= SET TASK =
Count the lines below that contain the word "gledališče", and reply with that number alone.

= DATASET ENTRIES =

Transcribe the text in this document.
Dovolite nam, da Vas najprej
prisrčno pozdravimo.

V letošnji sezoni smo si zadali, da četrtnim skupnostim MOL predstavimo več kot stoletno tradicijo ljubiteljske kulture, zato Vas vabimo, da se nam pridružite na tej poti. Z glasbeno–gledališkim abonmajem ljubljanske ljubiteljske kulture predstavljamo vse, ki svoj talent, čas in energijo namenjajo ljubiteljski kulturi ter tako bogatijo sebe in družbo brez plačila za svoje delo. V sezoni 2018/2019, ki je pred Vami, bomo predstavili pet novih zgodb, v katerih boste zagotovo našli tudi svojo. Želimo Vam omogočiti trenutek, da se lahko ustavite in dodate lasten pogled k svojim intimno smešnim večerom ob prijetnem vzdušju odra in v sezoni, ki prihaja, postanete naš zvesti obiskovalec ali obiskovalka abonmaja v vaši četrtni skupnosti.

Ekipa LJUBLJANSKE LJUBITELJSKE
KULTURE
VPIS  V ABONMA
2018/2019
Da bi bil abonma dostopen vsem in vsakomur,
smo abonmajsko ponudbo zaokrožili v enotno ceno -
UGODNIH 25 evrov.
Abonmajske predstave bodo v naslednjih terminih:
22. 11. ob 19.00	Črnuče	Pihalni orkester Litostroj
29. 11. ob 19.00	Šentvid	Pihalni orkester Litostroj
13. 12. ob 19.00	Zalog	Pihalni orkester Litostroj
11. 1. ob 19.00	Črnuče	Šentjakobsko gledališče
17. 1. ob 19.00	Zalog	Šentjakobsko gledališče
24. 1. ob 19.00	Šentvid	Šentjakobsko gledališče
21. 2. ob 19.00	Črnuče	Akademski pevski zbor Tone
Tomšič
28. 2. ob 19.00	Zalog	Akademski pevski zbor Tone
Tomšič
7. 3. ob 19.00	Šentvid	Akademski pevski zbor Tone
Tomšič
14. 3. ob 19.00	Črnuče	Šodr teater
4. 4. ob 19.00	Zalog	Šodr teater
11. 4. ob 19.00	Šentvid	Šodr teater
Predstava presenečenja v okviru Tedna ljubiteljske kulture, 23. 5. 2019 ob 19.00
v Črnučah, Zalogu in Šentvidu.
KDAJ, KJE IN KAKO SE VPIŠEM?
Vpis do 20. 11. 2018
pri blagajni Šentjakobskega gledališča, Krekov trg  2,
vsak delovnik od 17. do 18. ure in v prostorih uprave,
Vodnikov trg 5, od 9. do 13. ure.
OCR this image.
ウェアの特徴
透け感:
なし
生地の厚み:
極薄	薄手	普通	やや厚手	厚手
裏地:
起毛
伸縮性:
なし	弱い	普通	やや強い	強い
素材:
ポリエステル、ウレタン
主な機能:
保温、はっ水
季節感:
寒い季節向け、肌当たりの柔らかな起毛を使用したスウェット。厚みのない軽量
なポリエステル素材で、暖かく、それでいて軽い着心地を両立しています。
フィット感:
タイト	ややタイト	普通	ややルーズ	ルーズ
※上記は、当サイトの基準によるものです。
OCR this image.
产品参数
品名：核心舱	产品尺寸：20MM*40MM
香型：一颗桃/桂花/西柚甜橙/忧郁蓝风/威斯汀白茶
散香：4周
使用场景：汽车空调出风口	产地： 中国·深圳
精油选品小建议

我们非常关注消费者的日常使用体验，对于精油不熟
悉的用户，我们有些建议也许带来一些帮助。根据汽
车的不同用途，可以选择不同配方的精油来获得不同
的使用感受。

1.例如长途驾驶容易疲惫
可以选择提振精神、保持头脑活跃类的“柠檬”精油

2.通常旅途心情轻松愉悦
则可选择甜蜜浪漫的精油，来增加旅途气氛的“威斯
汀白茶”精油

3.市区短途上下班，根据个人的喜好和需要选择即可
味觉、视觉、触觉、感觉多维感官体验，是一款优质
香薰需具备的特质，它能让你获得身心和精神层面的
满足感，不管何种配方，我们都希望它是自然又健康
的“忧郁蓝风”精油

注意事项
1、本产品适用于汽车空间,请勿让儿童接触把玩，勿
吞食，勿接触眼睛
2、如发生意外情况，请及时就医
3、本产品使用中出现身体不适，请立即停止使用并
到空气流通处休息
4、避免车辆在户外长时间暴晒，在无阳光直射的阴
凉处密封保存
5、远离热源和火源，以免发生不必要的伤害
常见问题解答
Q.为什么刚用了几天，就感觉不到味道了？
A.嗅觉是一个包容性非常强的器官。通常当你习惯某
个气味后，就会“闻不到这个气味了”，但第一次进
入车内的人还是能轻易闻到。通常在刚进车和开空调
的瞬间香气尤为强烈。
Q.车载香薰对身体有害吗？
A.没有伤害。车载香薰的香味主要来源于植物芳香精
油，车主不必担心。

= TASK RESPONSE =
3